┏━━
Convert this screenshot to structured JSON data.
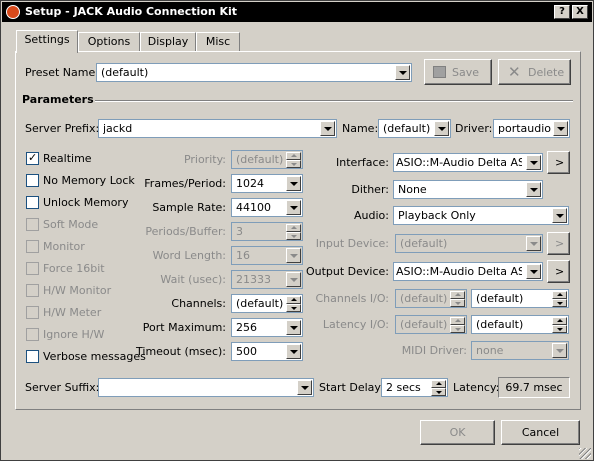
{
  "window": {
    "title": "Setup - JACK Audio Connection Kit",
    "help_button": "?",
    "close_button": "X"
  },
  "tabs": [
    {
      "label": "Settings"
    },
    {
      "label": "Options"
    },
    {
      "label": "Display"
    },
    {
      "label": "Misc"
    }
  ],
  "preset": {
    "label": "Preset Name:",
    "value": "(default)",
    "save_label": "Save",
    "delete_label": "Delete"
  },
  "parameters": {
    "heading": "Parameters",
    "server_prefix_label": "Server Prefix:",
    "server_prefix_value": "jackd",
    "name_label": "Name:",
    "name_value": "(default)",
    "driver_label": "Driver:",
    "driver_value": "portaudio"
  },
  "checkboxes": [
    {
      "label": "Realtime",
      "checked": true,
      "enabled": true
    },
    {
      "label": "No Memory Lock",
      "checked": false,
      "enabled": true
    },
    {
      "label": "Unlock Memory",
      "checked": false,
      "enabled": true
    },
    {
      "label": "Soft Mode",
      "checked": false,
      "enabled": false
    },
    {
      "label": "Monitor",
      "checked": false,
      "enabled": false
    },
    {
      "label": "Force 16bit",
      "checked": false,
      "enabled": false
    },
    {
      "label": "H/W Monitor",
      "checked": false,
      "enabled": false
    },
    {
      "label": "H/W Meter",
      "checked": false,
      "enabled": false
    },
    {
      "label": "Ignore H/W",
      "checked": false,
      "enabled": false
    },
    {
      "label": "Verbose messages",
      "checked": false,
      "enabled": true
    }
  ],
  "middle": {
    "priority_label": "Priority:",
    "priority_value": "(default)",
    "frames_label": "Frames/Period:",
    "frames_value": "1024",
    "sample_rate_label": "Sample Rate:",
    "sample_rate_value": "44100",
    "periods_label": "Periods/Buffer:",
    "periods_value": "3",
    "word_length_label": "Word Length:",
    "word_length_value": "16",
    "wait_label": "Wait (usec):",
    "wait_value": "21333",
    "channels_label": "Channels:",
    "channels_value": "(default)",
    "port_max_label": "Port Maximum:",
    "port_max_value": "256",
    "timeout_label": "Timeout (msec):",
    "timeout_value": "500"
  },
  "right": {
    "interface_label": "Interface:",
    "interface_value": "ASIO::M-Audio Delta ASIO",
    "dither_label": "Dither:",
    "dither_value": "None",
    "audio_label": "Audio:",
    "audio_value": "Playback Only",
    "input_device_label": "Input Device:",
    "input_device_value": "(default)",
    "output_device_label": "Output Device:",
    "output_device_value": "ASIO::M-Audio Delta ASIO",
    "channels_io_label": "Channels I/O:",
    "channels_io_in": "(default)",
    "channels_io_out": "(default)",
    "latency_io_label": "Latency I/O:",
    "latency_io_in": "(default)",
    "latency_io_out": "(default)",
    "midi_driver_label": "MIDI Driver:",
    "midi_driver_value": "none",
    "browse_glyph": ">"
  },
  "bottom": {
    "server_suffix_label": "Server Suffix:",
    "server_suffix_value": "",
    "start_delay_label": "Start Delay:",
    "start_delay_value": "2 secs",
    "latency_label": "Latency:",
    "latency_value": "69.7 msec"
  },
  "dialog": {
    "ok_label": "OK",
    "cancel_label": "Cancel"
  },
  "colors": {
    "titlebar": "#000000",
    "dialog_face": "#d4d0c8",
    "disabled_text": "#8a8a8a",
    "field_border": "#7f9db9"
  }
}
┗━━
┏━━
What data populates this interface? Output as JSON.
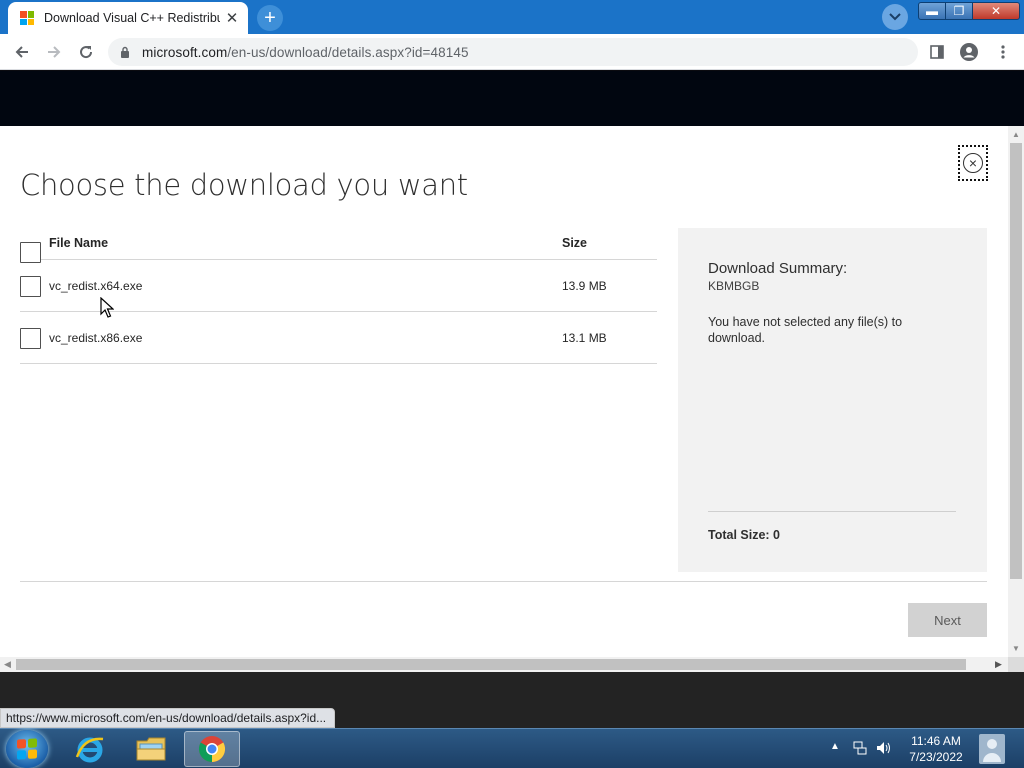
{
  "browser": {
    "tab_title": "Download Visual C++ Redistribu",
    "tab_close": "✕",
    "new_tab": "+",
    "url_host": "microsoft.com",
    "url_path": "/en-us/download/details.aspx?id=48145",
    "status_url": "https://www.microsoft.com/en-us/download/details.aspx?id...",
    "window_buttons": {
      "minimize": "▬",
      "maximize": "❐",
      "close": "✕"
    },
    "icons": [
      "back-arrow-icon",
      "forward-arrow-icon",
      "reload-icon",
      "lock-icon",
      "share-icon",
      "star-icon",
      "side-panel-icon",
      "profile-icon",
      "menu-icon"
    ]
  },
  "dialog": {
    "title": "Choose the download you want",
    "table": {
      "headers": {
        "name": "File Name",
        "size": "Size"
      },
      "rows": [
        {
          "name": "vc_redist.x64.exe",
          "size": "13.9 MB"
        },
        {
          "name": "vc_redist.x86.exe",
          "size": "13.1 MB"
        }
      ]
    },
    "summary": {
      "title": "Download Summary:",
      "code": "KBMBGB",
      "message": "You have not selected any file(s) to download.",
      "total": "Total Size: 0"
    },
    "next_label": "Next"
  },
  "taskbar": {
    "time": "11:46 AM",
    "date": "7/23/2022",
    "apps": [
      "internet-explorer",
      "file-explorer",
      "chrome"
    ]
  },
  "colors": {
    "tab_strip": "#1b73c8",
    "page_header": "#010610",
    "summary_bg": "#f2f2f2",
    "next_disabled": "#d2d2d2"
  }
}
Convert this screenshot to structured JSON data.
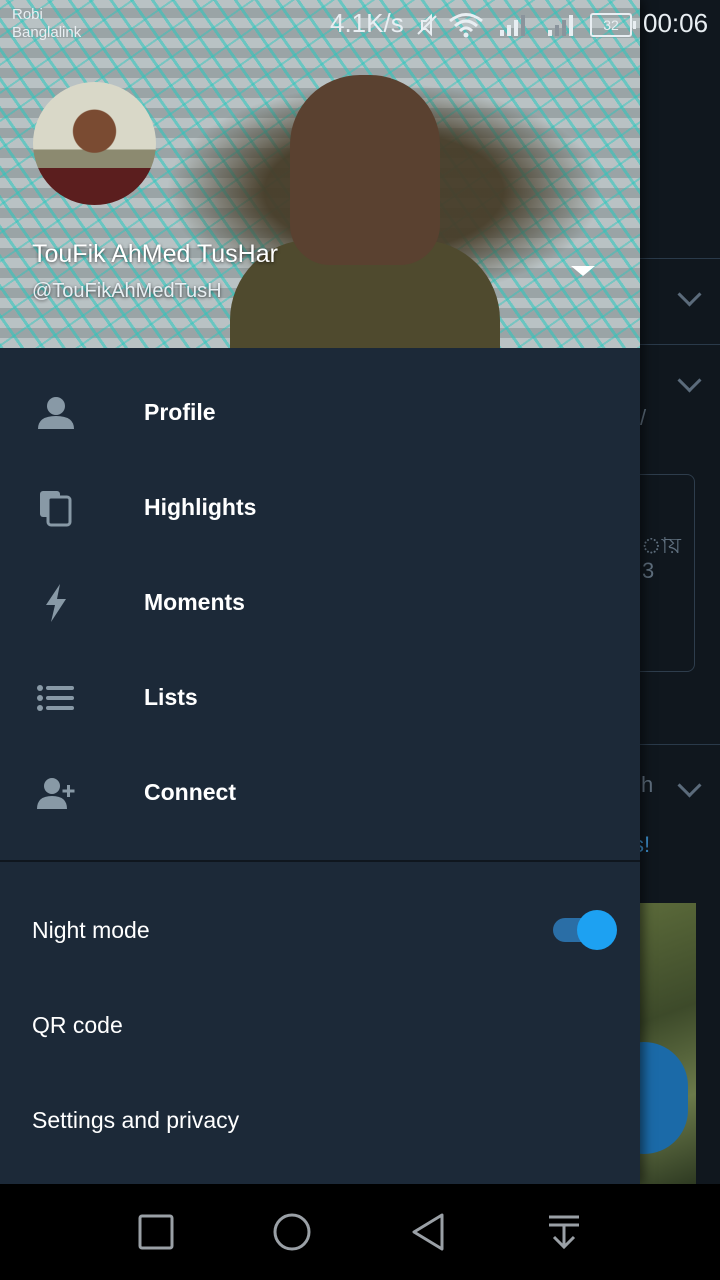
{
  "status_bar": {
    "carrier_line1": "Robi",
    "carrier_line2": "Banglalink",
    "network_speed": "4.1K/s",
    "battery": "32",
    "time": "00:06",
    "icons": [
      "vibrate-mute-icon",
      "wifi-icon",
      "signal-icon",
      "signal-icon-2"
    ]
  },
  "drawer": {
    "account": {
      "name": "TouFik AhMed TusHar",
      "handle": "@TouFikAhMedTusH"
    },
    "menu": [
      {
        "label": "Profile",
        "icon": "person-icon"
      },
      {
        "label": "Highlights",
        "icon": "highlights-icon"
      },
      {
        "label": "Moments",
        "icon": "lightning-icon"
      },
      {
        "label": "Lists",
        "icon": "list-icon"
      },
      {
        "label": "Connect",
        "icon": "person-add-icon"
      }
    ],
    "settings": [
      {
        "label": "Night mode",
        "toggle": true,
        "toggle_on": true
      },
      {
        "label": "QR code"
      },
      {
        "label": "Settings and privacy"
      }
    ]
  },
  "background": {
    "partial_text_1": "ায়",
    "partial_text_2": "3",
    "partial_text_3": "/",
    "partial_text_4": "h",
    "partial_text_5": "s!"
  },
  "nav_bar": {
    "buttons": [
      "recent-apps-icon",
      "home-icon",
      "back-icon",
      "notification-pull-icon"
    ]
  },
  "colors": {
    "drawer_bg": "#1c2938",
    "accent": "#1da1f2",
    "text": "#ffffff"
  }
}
┗━━
┏━━
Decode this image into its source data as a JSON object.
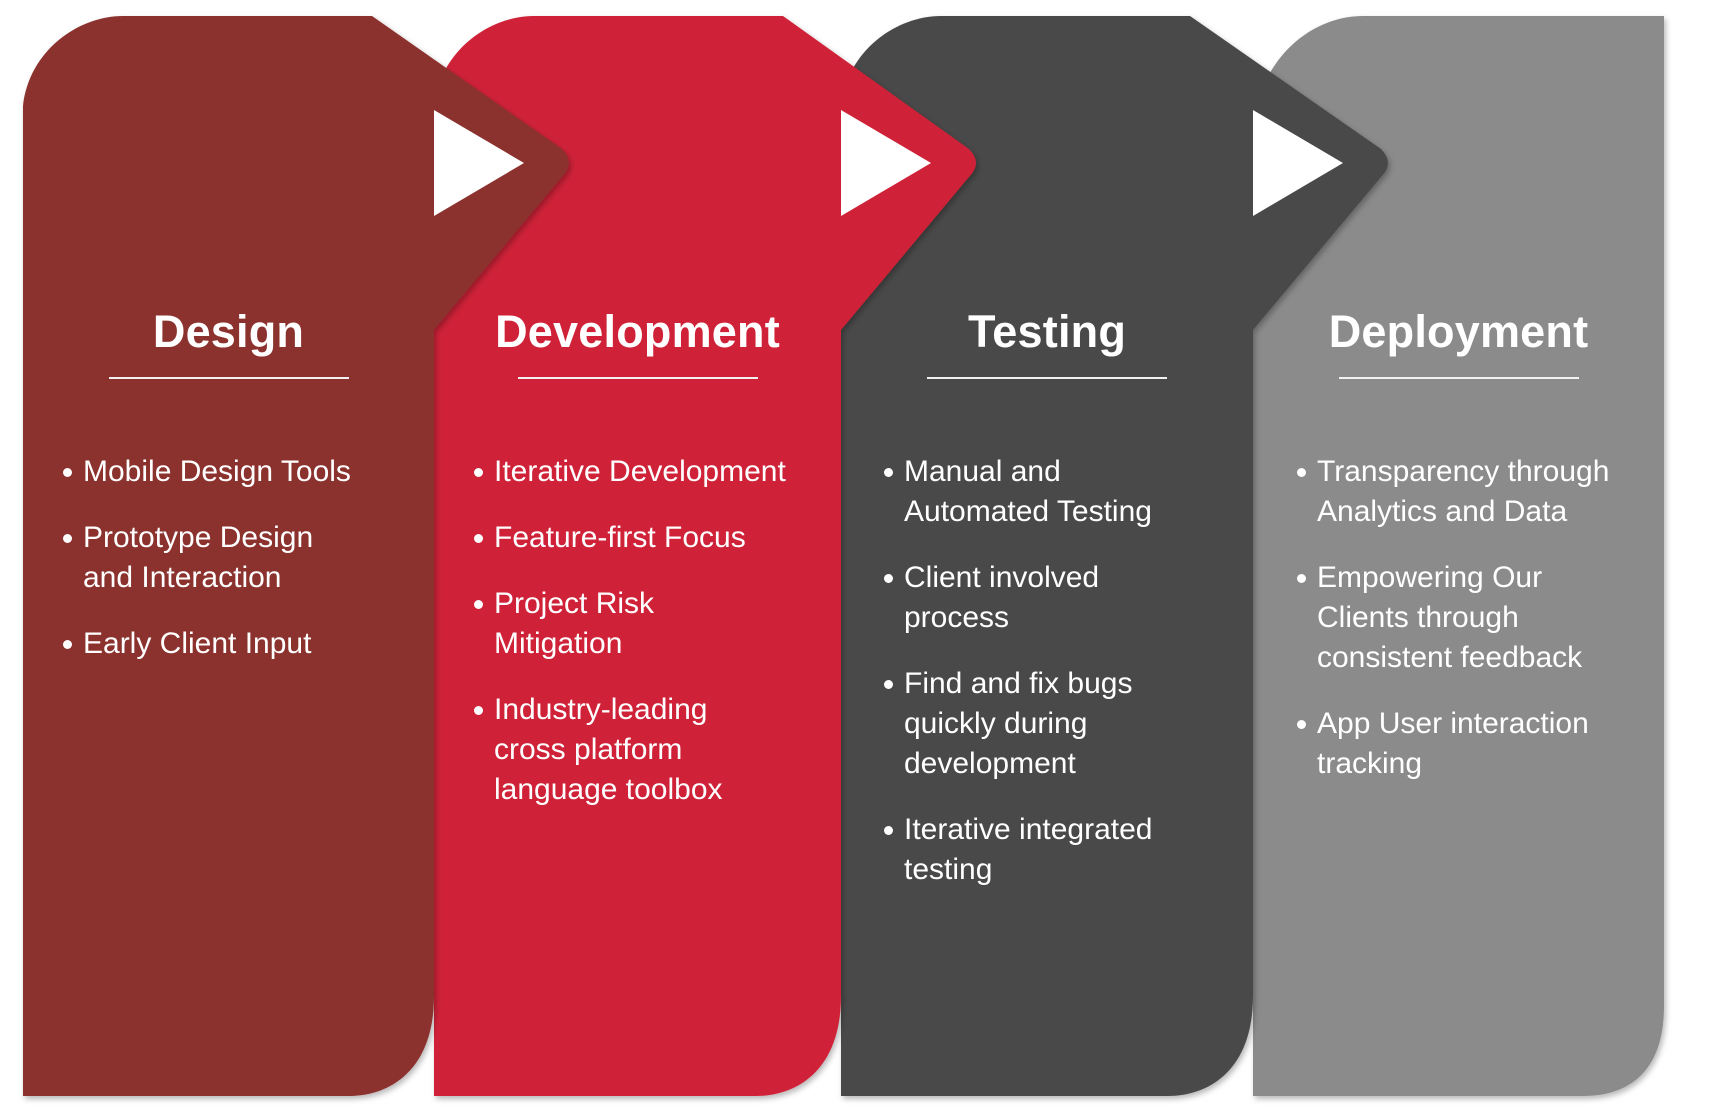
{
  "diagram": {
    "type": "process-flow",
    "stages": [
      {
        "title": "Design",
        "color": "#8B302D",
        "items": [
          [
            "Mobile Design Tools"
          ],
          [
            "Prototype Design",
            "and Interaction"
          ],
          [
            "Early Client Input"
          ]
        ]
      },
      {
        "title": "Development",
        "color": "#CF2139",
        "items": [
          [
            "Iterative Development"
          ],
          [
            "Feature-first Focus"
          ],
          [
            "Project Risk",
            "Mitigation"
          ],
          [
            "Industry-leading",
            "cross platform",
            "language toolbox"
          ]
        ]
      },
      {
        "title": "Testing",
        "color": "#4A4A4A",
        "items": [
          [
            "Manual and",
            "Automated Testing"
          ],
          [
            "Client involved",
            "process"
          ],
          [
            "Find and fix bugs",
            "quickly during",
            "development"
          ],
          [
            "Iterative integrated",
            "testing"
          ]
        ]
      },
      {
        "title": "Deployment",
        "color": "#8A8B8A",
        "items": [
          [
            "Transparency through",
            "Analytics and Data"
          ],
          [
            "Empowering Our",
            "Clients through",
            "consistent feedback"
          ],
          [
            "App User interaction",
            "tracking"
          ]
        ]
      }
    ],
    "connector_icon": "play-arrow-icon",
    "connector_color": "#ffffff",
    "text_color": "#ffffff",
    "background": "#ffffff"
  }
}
┗━━
In the entries above, count each line holding "ffffff" and report the total and nothing more.

4